What is asked: Below is a block of records; reproduce all of them exactly and leave out any pictures.

Saved entries
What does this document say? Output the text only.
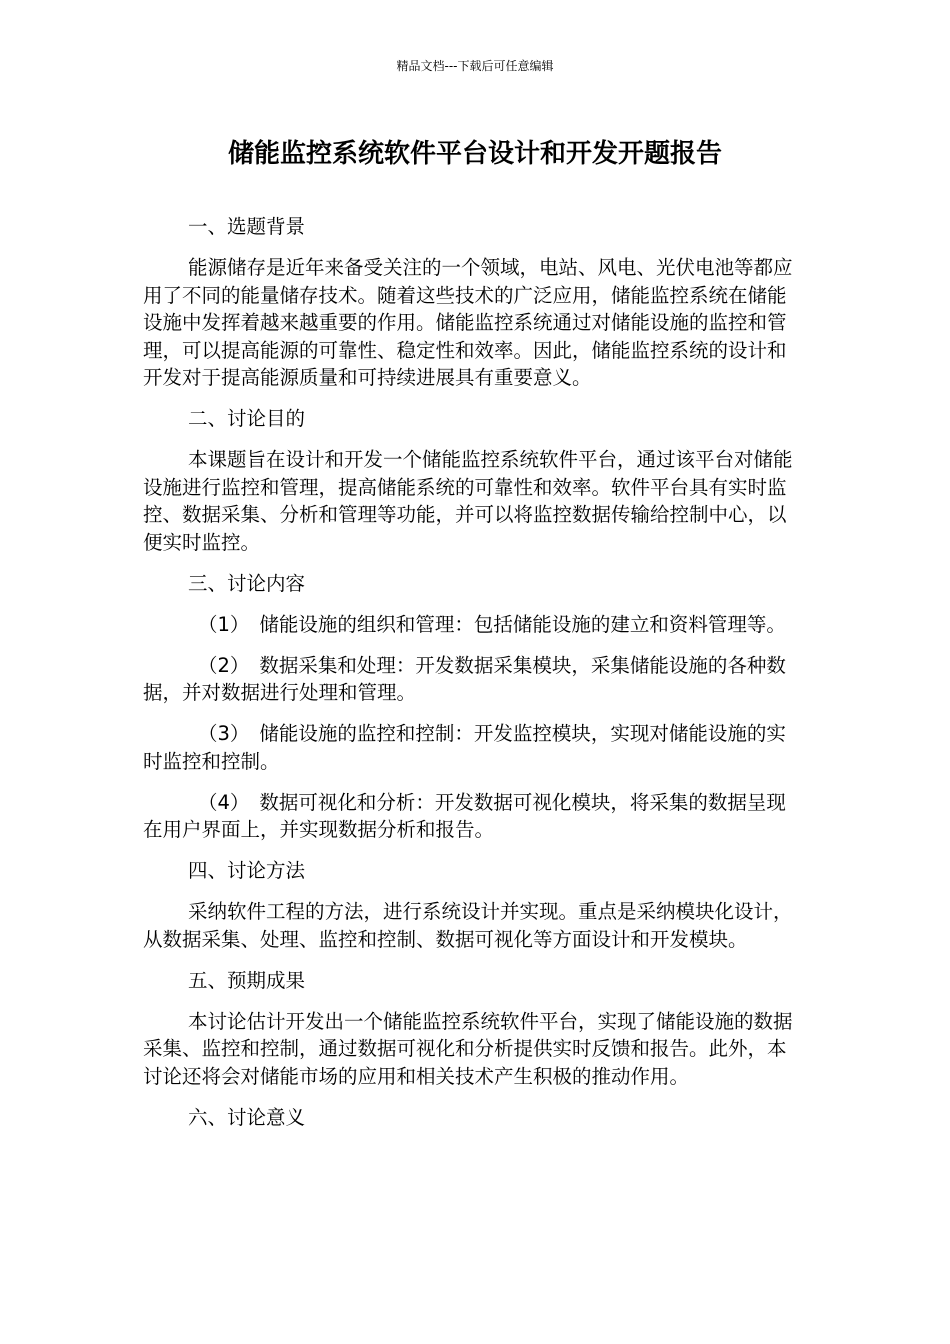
精品文档---下载后可任意编辑
储能监控系统软件平台设计和开发开题报告
一、选题背景

能源储存是近年来备受关注的一个领域，电站、风电、光伏电池等都应用了不同的能量储存技术。随着这些技术的广泛应用，储能监控系统在储能设施中发挥着越来越重要的作用。储能监控系统通过对储能设施的监控和管理，可以提高能源的可靠性、稳定性和效率。因此，储能监控系统的设计和开发对于提高能源质量和可持续进展具有重要意义。

二、讨论目的

本课题旨在设计和开发一个储能监控系统软件平台，通过该平台对储能设施进行监控和管理，提高储能系统的可靠性和效率。软件平台具有实时监控、数据采集、分析和管理等功能，并可以将监控数据传输给控制中心，以便实时监控。

三、讨论内容

（1） 储能设施的组织和管理：包括储能设施的建立和资料管理等。

（2） 数据采集和处理：开发数据采集模块，采集储能设施的各种数据，并对数据进行处理和管理。

（3） 储能设施的监控和控制：开发监控模块，实现对储能设施的实时监控和控制。

（4） 数据可视化和分析：开发数据可视化模块，将采集的数据呈现在用户界面上，并实现数据分析和报告。

四、讨论方法

采纳软件工程的方法，进行系统设计并实现。重点是采纳模块化设计，从数据采集、处理、监控和控制、数据可视化等方面设计和开发模块。

五、预期成果

本讨论估计开发出一个储能监控系统软件平台，实现了储能设施的数据采集、监控和控制，通过数据可视化和分析提供实时反馈和报告。此外，本讨论还将会对储能市场的应用和相关技术产生积极的推动作用。

六、讨论意义
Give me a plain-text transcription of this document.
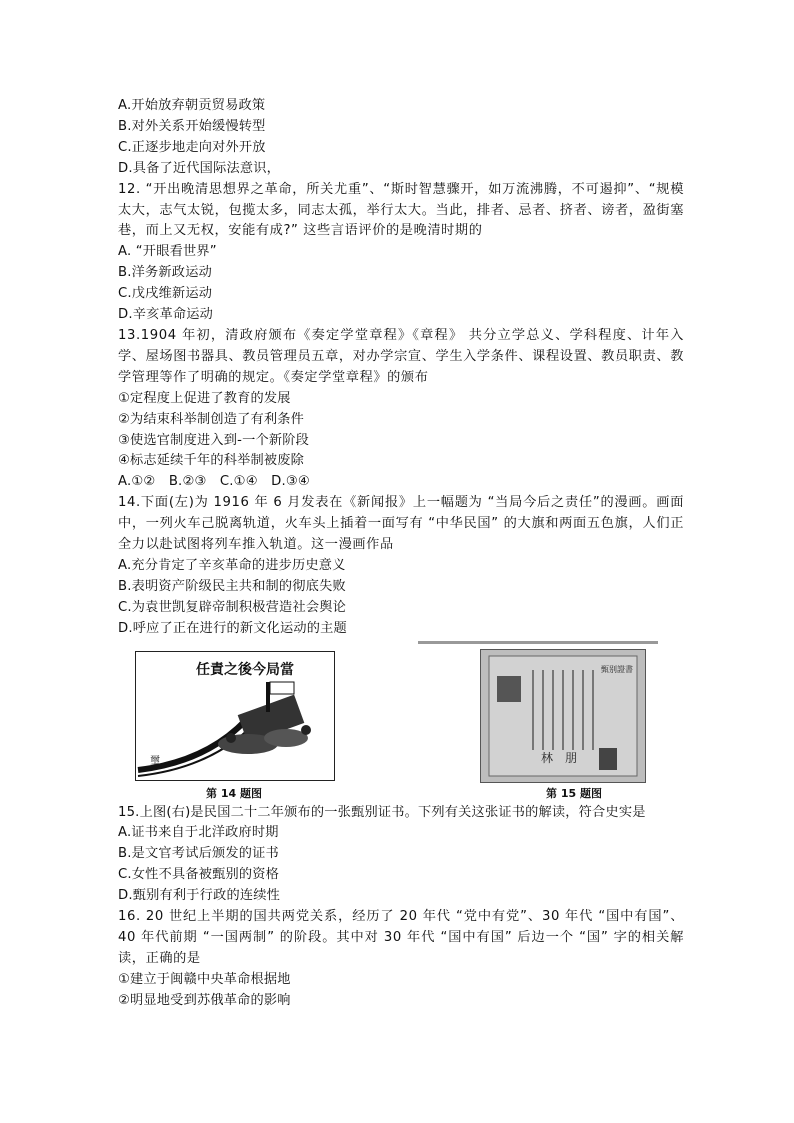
A.开始放弃朝贡贸易政策
B.对外关系开始缓慢转型
C.正逐步地走向对外开放
D.具备了近代国际法意识，
12. “开出晚清思想界之革命，所关尤重”、“斯时智慧骤开，如万流沸腾，不可遏抑”、“规模太大，志气太锐，包揽太多，同志太孤，举行太大。当此，排者、忌者、挤者、谤者，盈街塞巷，而上又无权，安能有成?” 这些言语评价的是晚清时期的
A. “开眼看世界”
B.洋务新政运动
C.戊戌维新运动
D.辛亥革命运动
13.1904 年初，清政府颁布《奏定学堂章程》《章程》 共分立学总义、学科程度、计年入学、屋场图书器具、教员管理员五章，对办学宗宣、学生入学条件、课程设置、教员职责、教学管理等作了明确的规定。《奏定学堂章程》的颁布
①定程度上促进了教育的发展
②为结束科举制创造了有利条件
③使选官制度进入到-一个新阶段
④标志延续千年的科举制被废除
A.①②　B.②③　C.①④　D.③④
14.下面(左)为 1916 年 6 月发表在《新闻报》上一幅题为 “当局今后之责任”的漫画。画面中，一列火车己脱离轨道，火车头上插着一面写有 “中华民国” 的大旗和两面五色旗，人们正全力以赴试图将列车推入轨道。这一漫画作品
A.充分肯定了辛亥革命的进步历史意义
B.表明资产阶级民主共和制的彻底失败
C.为袁世凯复辟帝制积极营造社会舆论
D.呼应了正在进行的新文化运动的主题
任責之後今局當
璽
第 14 题图
甄别證書
林　朋
第 15 题图
15.上图(右)是民国二十二年颁布的一张甄别证书。下列有关这张证书的解读，符合史实是
A.证书来自于北洋政府时期
B.是文官考试后颁发的证书
C.女性不具备被甄别的资格
D.甄别有利于行政的连续性
16. 20 世纪上半期的国共两党关系，经历了 20 年代 “党中有党”、30 年代 “国中有国”、40 年代前期 “一国两制” 的阶段。其中对 30 年代 “国中有国” 后边一个 “国” 字的相关解读，正确的是
①建立于闽赣中央革命根据地
②明显地受到苏俄革命的影响
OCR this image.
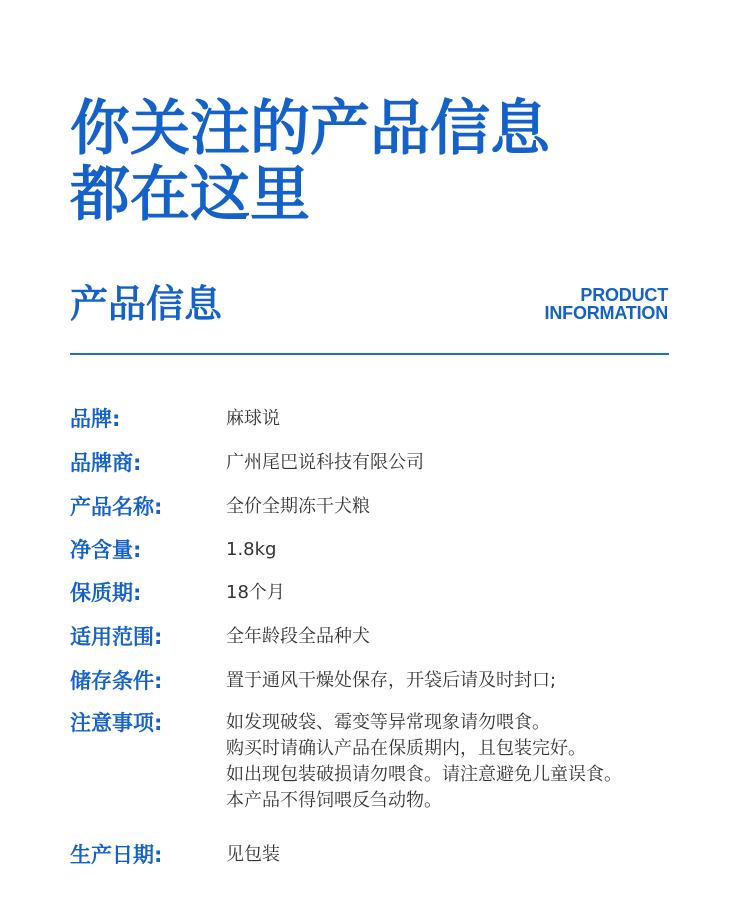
你关注的产品信息
都在这里
产品信息	PRODUCT
INFORMATION
品牌:	麻球说
品牌商:	广州尾巴说科技有限公司
产品名称:	全价全期冻干犬粮
净含量:	1.8kg
保质期:	18个月
适用范围:	全年龄段全品种犬
储存条件:	置于通风干燥处保存，开袋后请及时封口;
注意事项:	如发现破袋、霉变等异常现象请勿喂食。
购买时请确认产品在保质期内，且包装完好。
如出现包装破损请勿喂食。请注意避免儿童误食。
本产品不得饲喂反刍动物。
生产日期:	见包装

Correct answer:
What does this document say? Output the text only.
精品文档---下载后可任意编辑
储能监控系统软件平台设计和开发开题报告
一、选题背景

能源储存是近年来备受关注的一个领域，电站、风电、光伏电池等都应用了不同的能量储存技术。随着这些技术的广泛应用，储能监控系统在储能设施中发挥着越来越重要的作用。储能监控系统通过对储能设施的监控和管理，可以提高能源的可靠性、稳定性和效率。因此，储能监控系统的设计和开发对于提高能源质量和可持续进展具有重要意义。

二、讨论目的

本课题旨在设计和开发一个储能监控系统软件平台，通过该平台对储能设施进行监控和管理，提高储能系统的可靠性和效率。软件平台具有实时监控、数据采集、分析和管理等功能，并可以将监控数据传输给控制中心，以便实时监控。

三、讨论内容

（1） 储能设施的组织和管理：包括储能设施的建立和资料管理等。

（2） 数据采集和处理：开发数据采集模块，采集储能设施的各种数据，并对数据进行处理和管理。

（3） 储能设施的监控和控制：开发监控模块，实现对储能设施的实时监控和控制。

（4） 数据可视化和分析：开发数据可视化模块，将采集的数据呈现在用户界面上，并实现数据分析和报告。

四、讨论方法

采纳软件工程的方法，进行系统设计并实现。重点是采纳模块化设计，从数据采集、处理、监控和控制、数据可视化等方面设计和开发模块。

五、预期成果

本讨论估计开发出一个储能监控系统软件平台，实现了储能设施的数据采集、监控和控制，通过数据可视化和分析提供实时反馈和报告。此外，本讨论还将会对储能市场的应用和相关技术产生积极的推动作用。

六、讨论意义
Give me a plain-text transcription of this document.
A.开始放弃朝贡贸易政策
B.对外关系开始缓慢转型
C.正逐步地走向对外开放
D.具备了近代国际法意识，
12. “开出晚清思想界之革命，所关尤重”、“斯时智慧骤开，如万流沸腾，不可遏抑”、“规模太大，志气太锐，包揽太多，同志太孤，举行太大。当此，排者、忌者、挤者、谤者，盈街塞巷，而上又无权，安能有成?” 这些言语评价的是晚清时期的
A. “开眼看世界”
B.洋务新政运动
C.戊戌维新运动
D.辛亥革命运动
13.1904 年初，清政府颁布《奏定学堂章程》《章程》 共分立学总义、学科程度、计年入学、屋场图书器具、教员管理员五章，对办学宗宣、学生入学条件、课程设置、教员职责、教学管理等作了明确的规定。《奏定学堂章程》的颁布
①定程度上促进了教育的发展
②为结束科举制创造了有利条件
③使选官制度进入到-一个新阶段
④标志延续千年的科举制被废除
A.①②　B.②③　C.①④　D.③④
14.下面(左)为 1916 年 6 月发表在《新闻报》上一幅题为 “当局今后之责任”的漫画。画面中，一列火车己脱离轨道，火车头上插着一面写有 “中华民国” 的大旗和两面五色旗，人们正全力以赴试图将列车推入轨道。这一漫画作品
A.充分肯定了辛亥革命的进步历史意义
B.表明资产阶级民主共和制的彻底失败
C.为袁世凯复辟帝制积极营造社会舆论
D.呼应了正在进行的新文化运动的主题
任責之後今局當
璽
第 14 题图
甄别證書
林　朋
第 15 题图
15.上图(右)是民国二十二年颁布的一张甄别证书。下列有关这张证书的解读，符合史实是
A.证书来自于北洋政府时期
B.是文官考试后颁发的证书
C.女性不具备被甄别的资格
D.甄别有利于行政的连续性
16. 20 世纪上半期的国共两党关系，经历了 20 年代 “党中有党”、30 年代 “国中有国”、40 年代前期 “一国两制” 的阶段。其中对 30 年代 “国中有国” 后边一个 “国” 字的相关解读，正确的是
①建立于闽赣中央革命根据地
②明显地受到苏俄革命的影响
OCR this image.
你关注的产品信息
都在这里
产品信息	PRODUCT
INFORMATION
品牌:	麻球说
品牌商:	广州尾巴说科技有限公司
产品名称:	全价全期冻干犬粮
净含量:	1.8kg
保质期:	18个月
适用范围:	全年龄段全品种犬
储存条件:	置于通风干燥处保存，开袋后请及时封口;
注意事项:	如发现破袋、霉变等异常现象请勿喂食。
购买时请确认产品在保质期内，且包装完好。
如出现包装破损请勿喂食。请注意避免儿童误食。
本产品不得饲喂反刍动物。
生产日期:	见包装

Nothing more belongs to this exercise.